Stated goal – Pick out every line that holds the string "都是各民族共同铸就的历史" and copy it.

(Dataset items)

===

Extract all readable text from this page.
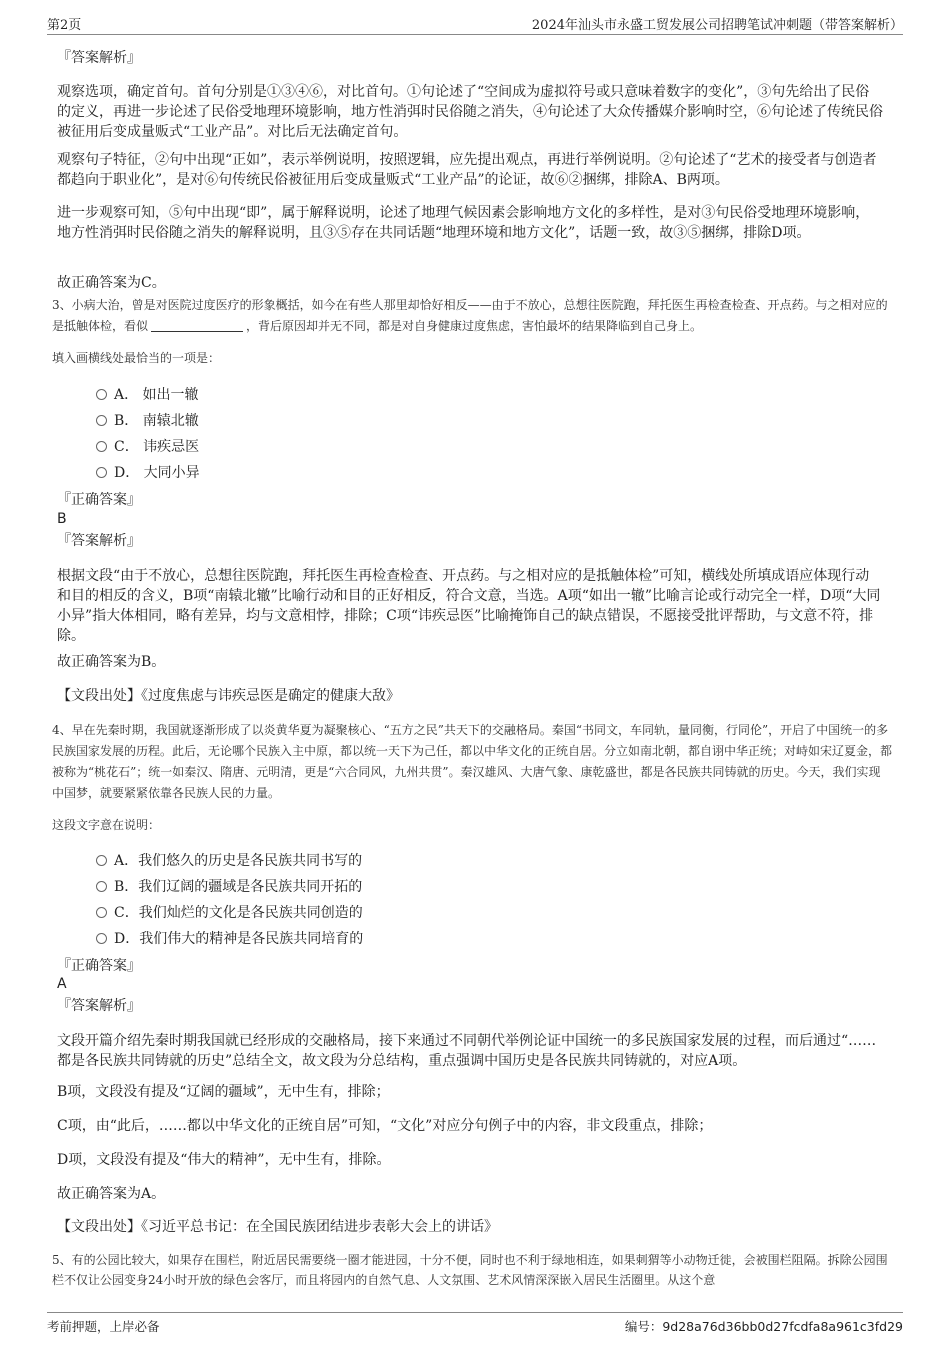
第2页	2024年汕头市永盛工贸发展公司招聘笔试冲刺题（带答案解析）
『答案解析』
观察选项，确定首句。首句分别是①③④⑥，对比首句。①句论述了“空间成为虚拟符号或只意味着数字的变化”，③句先给出了民俗的定义，再进一步论述了民俗受地理环境影响，地方性消弭时民俗随之消失，④句论述了大众传播媒介影响时空，⑥句论述了传统民俗被征用后变成量贩式“工业产品”。对比后无法确定首句。
观察句子特征，②句中出现“正如”，表示举例说明，按照逻辑，应先提出观点，再进行举例说明。②句论述了“艺术的接受者与创造者都趋向于职业化”，是对⑥句传统民俗被征用后变成量贩式“工业产品”的论证，故⑥②捆绑，排除A、B两项。
进一步观察可知，⑤句中出现“即”，属于解释说明，论述了地理气候因素会影响地方文化的多样性，是对③句民俗受地理环境影响，地方性消弭时民俗随之消失的解释说明，且③⑤存在共同话题“地理环境和地方文化”，话题一致，故③⑤捆绑，排除D项。
故正确答案为C。
3、小病大治，曾是对医院过度医疗的形象概括，如今在有些人那里却恰好相反——由于不放心，总想往医院跑，拜托医生再检查检查、开点药。与之相对应的是抵触体检，看似	，背后原因却并无不同，都是对自身健康过度焦虑，害怕最坏的结果降临到自己身上。
填入画横线处最恰当的一项是：
A． 如出一辙
B． 南辕北辙
C． 讳疾忌医
D． 大同小异
『正确答案』
B
『答案解析』
根据文段“由于不放心，总想往医院跑，拜托医生再检查检查、开点药。与之相对应的是抵触体检”可知，横线处所填成语应体现行动和目的相反的含义，B项“南辕北辙”比喻行动和目的正好相反，符合文意，当选。A项“如出一辙”比喻言论或行动完全一样，D项“大同小异”指大体相同，略有差异，均与文意相悖，排除；C项“讳疾忌医”比喻掩饰自己的缺点错误，不愿接受批评帮助，与文意不符，排除。
故正确答案为B。
【文段出处】《过度焦虑与讳疾忌医是确定的健康大敌》
4、早在先秦时期，我国就逐渐形成了以炎黄华夏为凝聚核心、“五方之民”共天下的交融格局。秦国“书同文，车同轨，量同衡，行同伦”，开启了中国统一的多民族国家发展的历程。此后，无论哪个民族入主中原，都以统一天下为己任，都以中华文化的正统自居。分立如南北朝，都自诩中华正统；对峙如宋辽夏金，都被称为“桃花石”；统一如秦汉、隋唐、元明清，更是“六合同风，九州共贯”。秦汉雄风、大唐气象、康乾盛世，都是各民族共同铸就的历史。今天，我们实现中国梦，就要紧紧依靠各民族人民的力量。
这段文字意在说明：
A．我们悠久的历史是各民族共同书写的
B．我们辽阔的疆域是各民族共同开拓的
C．我们灿烂的文化是各民族共同创造的
D．我们伟大的精神是各民族共同培育的
『正确答案』
A
『答案解析』
文段开篇介绍先秦时期我国就已经形成的交融格局，接下来通过不同朝代举例论证中国统一的多民族国家发展的过程，而后通过“……都是各民族共同铸就的历史”总结全文，故文段为分总结构，重点强调中国历史是各民族共同铸就的，对应A项。
B项，文段没有提及“辽阔的疆域”，无中生有，排除；
C项，由“此后，……都以中华文化的正统自居”可知，“文化”对应分句例子中的内容，非文段重点，排除；
D项，文段没有提及“伟大的精神”，无中生有，排除。
故正确答案为A。
【文段出处】《习近平总书记：在全国民族团结进步表彰大会上的讲话》
5、有的公园比较大，如果存在围栏，附近居民需要绕一圈才能进园，十分不便，同时也不利于绿地相连，如果刺猬等小动物迁徙，会被围栏阻隔。拆除公园围栏不仅让公园变身24小时开放的绿色会客厅，而且将园内的自然气息、人文氛围、艺术风情深深嵌入居民生活圈里。从这个意
考前押题，上岸必备	编号：9d28a76d36bb0d27fcdfa8a961c3fd29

===

The solution –
4、早在先秦时期，我国就逐渐形成了以炎黄华夏为凝聚核心、“五方之民”共天下的交融格局。秦国“书同文，车同轨，量同衡，行同伦”，开启了中国统一的多民族国家发展的历程。此后，无论哪个民族入主中原，都以统一天下为己任，都以中华文化的正统自居。分立如南北朝，都自诩中华正统；对峙如宋辽夏金，都被称为“桃花石”；统一如秦汉、隋唐、元明清，更是“六合同风，九州共贯”。秦汉雄风、大唐气象、康乾盛世，都是各民族共同铸就的历史。今天，我们实现中国梦，就要紧紧依靠各民族人民的力量。
文段开篇介绍先秦时期我国就已经形成的交融格局，接下来通过不同朝代举例论证中国统一的多民族国家发展的过程，而后通过“……都是各民族共同铸就的历史”总结全文，故文段为分总结构，重点强调中国历史是各民族共同铸就的，对应A项。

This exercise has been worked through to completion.